Start of Records for this exercise

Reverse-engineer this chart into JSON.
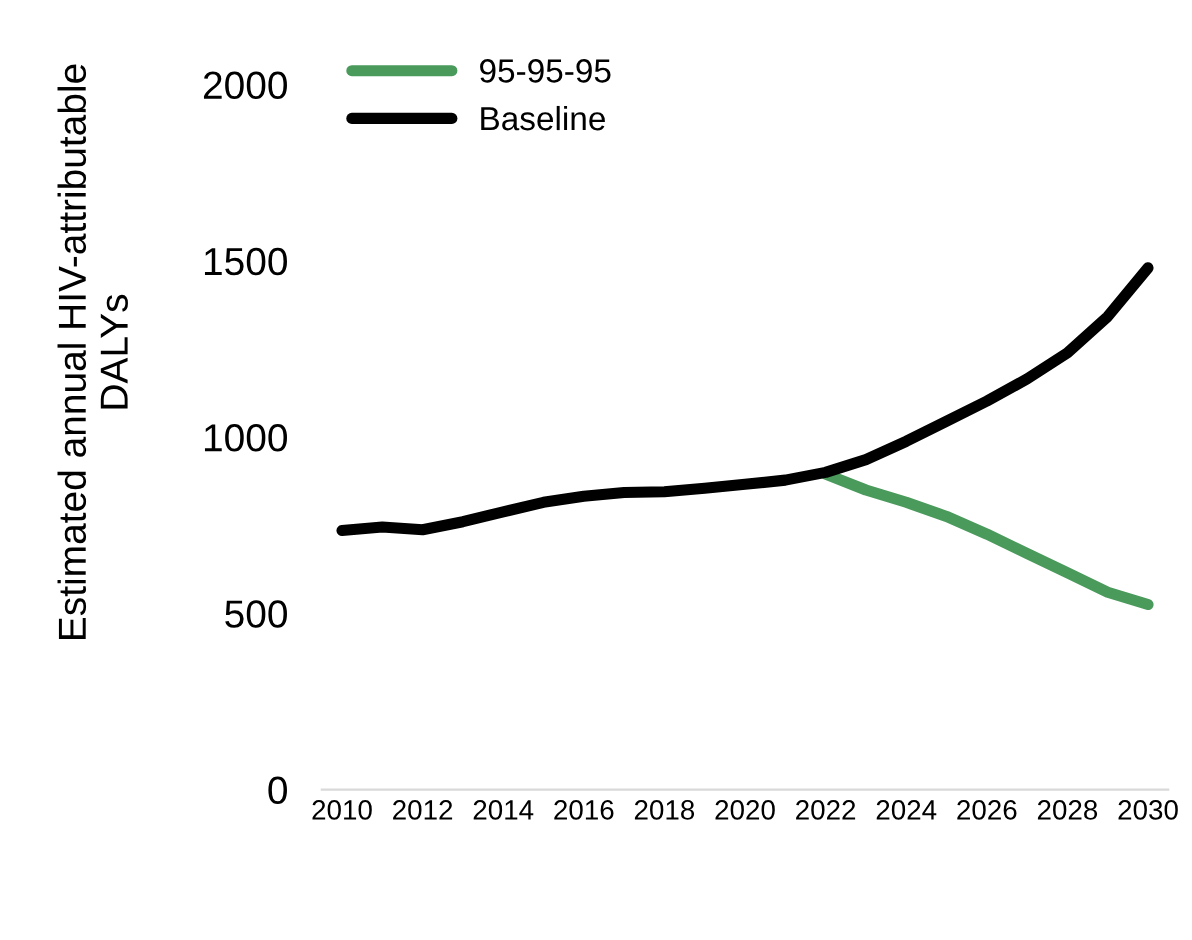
{
  "chart_data": {
    "type": "line",
    "ylabel": "Estimated annual HIV-attributable DALYs",
    "categories": [
      "2010",
      null,
      "2012",
      null,
      "2014",
      null,
      "2016",
      null,
      "2018",
      null,
      "2020",
      null,
      "2022",
      null,
      "2024",
      null,
      "2026",
      null,
      "2028",
      null,
      "2030"
    ],
    "series": [
      {
        "name": "95-95-95",
        "color": "#4a9a5c",
        "values": [
          null,
          null,
          null,
          null,
          null,
          null,
          null,
          null,
          null,
          null,
          null,
          null,
          895,
          850,
          815,
          775,
          725,
          670,
          615,
          560,
          525
        ]
      },
      {
        "name": "Baseline",
        "color": "#000000",
        "values": [
          735,
          745,
          737,
          760,
          788,
          815,
          832,
          843,
          845,
          855,
          866,
          878,
          900,
          936,
          988,
          1045,
          1102,
          1165,
          1239,
          1342,
          1480
        ]
      }
    ],
    "ylim": [
      0,
      2000
    ],
    "yticks": [
      0,
      500,
      1000,
      1500,
      2000
    ],
    "grid": false,
    "legend": "top left",
    "marker": "none",
    "line_style": "solid"
  }
}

End of Records for this exercise

▸ **Brief**
Retype each entry precisely. Skip images entirely.

▸ **Answer below**
Reverse-engineer this chart into JSON.
{
  "chart_data": {
    "type": "line",
    "ylabel": "Estimated annual HIV-attributable DALYs",
    "categories": [
      "2010",
      null,
      "2012",
      null,
      "2014",
      null,
      "2016",
      null,
      "2018",
      null,
      "2020",
      null,
      "2022",
      null,
      "2024",
      null,
      "2026",
      null,
      "2028",
      null,
      "2030"
    ],
    "series": [
      {
        "name": "95-95-95",
        "color": "#4a9a5c",
        "values": [
          null,
          null,
          null,
          null,
          null,
          null,
          null,
          null,
          null,
          null,
          null,
          null,
          895,
          850,
          815,
          775,
          725,
          670,
          615,
          560,
          525
        ]
      },
      {
        "name": "Baseline",
        "color": "#000000",
        "values": [
          735,
          745,
          737,
          760,
          788,
          815,
          832,
          843,
          845,
          855,
          866,
          878,
          900,
          936,
          988,
          1045,
          1102,
          1165,
          1239,
          1342,
          1480
        ]
      }
    ],
    "ylim": [
      0,
      2000
    ],
    "yticks": [
      0,
      500,
      1000,
      1500,
      2000
    ],
    "grid": false,
    "legend": "top left",
    "marker": "none",
    "line_style": "solid"
  }
}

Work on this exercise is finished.